* start PROVIDED INFORMATION *
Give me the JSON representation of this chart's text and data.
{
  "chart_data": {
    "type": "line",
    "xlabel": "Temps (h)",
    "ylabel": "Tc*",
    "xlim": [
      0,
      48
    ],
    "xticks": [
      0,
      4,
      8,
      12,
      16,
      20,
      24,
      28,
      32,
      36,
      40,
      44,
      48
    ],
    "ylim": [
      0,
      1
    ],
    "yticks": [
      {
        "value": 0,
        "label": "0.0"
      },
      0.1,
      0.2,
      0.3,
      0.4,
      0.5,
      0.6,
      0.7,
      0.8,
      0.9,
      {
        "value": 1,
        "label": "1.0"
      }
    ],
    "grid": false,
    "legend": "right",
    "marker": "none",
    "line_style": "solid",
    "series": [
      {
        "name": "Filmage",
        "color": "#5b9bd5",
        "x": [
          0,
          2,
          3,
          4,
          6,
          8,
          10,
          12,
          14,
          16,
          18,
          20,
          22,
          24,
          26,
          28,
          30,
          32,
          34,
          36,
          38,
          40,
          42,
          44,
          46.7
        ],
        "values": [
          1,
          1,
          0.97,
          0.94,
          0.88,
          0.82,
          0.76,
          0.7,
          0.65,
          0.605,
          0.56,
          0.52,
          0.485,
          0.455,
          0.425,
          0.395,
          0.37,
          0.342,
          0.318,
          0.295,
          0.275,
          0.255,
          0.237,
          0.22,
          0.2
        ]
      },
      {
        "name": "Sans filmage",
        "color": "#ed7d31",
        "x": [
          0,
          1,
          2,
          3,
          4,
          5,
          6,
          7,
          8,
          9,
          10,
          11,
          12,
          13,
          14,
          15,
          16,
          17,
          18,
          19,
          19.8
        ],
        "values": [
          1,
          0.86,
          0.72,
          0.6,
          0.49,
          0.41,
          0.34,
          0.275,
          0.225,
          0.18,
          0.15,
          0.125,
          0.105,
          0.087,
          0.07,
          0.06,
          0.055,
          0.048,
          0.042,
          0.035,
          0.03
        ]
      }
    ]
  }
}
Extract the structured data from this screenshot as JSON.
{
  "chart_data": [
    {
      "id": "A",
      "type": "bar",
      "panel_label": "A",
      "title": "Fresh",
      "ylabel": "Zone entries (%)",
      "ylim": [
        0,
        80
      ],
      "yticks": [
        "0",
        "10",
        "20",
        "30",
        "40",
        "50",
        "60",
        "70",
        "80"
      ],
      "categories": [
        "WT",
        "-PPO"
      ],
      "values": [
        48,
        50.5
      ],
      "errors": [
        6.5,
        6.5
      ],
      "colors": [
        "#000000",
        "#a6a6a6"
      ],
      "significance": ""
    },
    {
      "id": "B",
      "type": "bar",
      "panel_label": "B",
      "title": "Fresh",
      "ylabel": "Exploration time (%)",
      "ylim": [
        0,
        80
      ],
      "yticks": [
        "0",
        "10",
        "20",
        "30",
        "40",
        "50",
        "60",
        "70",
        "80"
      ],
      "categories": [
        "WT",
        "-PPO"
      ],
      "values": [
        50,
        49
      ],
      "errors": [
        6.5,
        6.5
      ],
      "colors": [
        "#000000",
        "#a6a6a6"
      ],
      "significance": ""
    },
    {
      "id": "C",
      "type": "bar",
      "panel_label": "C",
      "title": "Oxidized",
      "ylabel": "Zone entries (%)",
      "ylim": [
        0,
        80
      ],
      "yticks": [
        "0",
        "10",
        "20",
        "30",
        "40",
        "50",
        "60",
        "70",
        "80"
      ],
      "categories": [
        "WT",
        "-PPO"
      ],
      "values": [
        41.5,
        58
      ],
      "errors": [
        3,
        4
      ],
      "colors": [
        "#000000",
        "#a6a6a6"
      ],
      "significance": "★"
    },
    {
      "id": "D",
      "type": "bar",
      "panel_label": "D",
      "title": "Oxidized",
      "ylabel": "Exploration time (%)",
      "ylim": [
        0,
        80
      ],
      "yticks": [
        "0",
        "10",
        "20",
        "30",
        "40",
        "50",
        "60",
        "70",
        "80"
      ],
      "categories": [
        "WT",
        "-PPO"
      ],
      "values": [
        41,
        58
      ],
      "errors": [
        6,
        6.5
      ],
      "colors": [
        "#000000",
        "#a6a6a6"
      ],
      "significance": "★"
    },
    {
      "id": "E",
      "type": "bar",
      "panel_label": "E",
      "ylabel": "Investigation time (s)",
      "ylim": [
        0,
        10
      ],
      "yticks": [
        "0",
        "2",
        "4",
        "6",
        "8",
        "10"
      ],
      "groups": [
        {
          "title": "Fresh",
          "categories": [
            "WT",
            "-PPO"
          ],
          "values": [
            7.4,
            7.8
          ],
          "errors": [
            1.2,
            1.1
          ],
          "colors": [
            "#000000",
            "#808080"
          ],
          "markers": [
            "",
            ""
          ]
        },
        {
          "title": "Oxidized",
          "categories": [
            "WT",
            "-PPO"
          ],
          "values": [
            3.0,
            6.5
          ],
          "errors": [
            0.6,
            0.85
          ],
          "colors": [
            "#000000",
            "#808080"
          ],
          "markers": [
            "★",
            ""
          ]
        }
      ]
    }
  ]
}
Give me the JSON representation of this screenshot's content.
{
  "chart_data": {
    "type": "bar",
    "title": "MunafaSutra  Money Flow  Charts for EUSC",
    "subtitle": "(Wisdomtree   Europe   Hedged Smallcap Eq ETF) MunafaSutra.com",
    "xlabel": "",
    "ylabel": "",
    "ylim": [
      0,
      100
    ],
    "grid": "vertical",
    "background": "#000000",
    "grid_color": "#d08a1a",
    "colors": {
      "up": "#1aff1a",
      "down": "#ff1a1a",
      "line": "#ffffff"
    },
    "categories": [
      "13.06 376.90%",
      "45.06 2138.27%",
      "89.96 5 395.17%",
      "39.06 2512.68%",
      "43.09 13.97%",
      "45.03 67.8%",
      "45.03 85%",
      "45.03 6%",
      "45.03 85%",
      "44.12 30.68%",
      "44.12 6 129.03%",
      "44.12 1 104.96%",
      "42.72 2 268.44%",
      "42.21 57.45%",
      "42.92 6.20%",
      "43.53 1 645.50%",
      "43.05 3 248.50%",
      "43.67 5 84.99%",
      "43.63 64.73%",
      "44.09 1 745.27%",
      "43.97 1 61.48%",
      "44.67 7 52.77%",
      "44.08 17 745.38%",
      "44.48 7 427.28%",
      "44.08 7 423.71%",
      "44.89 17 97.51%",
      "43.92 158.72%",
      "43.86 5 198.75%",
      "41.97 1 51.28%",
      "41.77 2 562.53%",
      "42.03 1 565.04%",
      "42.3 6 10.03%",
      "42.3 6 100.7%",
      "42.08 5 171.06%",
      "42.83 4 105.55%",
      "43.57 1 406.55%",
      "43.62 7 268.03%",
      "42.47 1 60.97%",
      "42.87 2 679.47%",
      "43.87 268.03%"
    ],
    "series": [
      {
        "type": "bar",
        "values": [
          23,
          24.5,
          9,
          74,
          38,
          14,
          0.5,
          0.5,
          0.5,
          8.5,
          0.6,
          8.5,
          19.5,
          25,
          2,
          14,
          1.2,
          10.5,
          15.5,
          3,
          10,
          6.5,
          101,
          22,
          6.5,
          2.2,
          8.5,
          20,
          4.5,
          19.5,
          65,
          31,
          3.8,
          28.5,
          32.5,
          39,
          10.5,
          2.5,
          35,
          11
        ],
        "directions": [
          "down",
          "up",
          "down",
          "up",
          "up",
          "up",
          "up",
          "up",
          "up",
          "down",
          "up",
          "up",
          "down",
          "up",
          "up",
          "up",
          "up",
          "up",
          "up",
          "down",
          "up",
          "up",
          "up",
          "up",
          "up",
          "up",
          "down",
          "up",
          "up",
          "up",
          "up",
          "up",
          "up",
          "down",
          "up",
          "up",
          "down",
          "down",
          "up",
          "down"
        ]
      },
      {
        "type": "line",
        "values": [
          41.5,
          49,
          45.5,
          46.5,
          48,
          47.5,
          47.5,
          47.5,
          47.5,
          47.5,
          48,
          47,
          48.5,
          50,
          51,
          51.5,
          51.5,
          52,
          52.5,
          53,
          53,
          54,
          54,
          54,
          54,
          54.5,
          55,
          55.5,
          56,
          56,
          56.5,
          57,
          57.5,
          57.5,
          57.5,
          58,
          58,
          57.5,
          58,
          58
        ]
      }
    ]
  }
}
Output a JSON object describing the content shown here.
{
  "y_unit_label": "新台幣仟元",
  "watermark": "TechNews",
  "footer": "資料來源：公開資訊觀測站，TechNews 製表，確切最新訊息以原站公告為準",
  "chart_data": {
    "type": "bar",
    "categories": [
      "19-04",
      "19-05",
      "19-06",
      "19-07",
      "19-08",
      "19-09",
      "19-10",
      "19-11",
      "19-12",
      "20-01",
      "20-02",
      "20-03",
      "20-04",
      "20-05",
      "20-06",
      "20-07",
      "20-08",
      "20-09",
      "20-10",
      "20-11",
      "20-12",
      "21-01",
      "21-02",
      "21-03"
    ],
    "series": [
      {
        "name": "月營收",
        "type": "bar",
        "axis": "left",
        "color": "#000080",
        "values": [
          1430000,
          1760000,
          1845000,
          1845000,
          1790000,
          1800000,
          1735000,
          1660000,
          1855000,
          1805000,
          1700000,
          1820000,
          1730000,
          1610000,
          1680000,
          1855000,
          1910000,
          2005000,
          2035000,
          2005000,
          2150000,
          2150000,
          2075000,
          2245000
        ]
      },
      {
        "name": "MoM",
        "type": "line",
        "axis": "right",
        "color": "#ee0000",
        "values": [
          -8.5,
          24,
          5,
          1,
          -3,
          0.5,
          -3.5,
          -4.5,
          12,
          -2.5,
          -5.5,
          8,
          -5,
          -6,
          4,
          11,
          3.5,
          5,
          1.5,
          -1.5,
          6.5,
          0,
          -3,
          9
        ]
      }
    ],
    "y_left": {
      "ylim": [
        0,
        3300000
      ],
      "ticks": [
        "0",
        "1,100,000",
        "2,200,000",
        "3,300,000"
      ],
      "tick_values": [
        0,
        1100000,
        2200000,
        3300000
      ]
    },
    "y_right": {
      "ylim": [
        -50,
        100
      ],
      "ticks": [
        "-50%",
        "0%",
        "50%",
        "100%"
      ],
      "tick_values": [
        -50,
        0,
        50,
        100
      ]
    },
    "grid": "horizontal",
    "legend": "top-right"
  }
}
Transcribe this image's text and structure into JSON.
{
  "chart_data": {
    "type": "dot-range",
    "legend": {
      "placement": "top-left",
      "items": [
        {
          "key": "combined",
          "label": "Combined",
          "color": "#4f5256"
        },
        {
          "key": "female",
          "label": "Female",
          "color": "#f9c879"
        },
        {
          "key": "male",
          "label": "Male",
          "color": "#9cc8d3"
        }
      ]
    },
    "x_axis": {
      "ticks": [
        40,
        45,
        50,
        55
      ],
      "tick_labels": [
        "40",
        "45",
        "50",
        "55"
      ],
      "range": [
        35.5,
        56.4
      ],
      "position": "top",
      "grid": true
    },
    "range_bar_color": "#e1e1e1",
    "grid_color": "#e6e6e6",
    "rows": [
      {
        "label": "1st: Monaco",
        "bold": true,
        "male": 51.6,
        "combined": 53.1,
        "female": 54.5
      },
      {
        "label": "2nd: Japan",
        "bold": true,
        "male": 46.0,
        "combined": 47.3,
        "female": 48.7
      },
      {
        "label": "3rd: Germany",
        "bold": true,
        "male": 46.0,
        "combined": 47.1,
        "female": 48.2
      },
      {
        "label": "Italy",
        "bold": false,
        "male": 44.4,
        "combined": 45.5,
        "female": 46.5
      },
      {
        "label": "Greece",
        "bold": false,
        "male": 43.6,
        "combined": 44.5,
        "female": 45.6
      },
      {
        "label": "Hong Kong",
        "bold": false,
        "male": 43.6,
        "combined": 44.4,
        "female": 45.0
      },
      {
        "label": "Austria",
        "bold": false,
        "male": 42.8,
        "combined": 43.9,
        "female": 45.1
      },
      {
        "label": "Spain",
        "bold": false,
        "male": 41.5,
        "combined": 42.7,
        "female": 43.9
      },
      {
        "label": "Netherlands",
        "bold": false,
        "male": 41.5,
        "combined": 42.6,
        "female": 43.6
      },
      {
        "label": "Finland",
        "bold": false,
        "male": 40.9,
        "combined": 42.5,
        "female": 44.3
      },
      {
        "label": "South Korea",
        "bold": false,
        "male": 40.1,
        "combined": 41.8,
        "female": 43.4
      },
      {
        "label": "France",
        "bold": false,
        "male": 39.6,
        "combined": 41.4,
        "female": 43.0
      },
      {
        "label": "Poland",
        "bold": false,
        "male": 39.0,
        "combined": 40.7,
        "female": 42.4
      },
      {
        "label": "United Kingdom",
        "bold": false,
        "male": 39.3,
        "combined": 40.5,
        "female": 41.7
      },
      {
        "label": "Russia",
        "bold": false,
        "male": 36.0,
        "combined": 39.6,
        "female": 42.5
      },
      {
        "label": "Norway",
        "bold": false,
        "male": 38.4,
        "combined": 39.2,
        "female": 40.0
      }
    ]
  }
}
* end PROVIDED INFORMATION *
### WHAT TO PRODUCE
Gather each line that holds "screenshot".

### COMPLETED EXERCISE
Extract the structured data from this screenshot as JSON.
Give me the JSON representation of this screenshot's content.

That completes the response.